STATED TASK: Show all lines from the data that include the word "JSON".
* * *
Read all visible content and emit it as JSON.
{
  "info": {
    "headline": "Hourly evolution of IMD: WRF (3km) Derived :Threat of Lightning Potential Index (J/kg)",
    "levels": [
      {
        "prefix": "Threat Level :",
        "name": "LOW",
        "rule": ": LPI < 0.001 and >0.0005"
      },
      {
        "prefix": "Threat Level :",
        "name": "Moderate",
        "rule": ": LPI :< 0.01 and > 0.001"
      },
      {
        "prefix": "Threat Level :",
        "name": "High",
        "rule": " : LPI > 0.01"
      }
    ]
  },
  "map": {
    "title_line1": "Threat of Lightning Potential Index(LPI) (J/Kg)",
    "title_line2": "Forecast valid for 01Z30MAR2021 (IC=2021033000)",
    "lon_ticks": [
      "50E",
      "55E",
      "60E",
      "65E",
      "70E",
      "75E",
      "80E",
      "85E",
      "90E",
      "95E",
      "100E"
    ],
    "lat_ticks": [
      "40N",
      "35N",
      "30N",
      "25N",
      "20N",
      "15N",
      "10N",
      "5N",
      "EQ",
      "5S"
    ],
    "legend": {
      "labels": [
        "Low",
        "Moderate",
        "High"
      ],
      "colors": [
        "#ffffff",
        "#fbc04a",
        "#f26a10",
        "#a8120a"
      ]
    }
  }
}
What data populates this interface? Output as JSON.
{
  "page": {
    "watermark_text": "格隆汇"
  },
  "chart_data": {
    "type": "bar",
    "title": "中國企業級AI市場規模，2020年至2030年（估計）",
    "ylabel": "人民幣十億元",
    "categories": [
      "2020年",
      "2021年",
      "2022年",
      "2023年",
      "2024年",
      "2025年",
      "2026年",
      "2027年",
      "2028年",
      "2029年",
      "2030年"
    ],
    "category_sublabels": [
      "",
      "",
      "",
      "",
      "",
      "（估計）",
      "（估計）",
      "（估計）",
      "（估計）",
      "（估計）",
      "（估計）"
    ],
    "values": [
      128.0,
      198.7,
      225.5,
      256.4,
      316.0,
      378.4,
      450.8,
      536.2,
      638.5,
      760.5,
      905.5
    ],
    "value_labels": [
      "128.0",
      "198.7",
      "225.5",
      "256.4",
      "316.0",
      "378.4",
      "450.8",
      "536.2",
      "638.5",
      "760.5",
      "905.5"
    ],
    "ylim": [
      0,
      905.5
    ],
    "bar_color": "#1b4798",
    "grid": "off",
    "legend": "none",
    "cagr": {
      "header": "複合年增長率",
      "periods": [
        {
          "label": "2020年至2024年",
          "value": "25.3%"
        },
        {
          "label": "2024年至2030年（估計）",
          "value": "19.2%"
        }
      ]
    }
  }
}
* * *
RESULT FOR THIS EXERCISE:
Read all visible content and emit it as JSON.
What data populates this interface? Output as JSON.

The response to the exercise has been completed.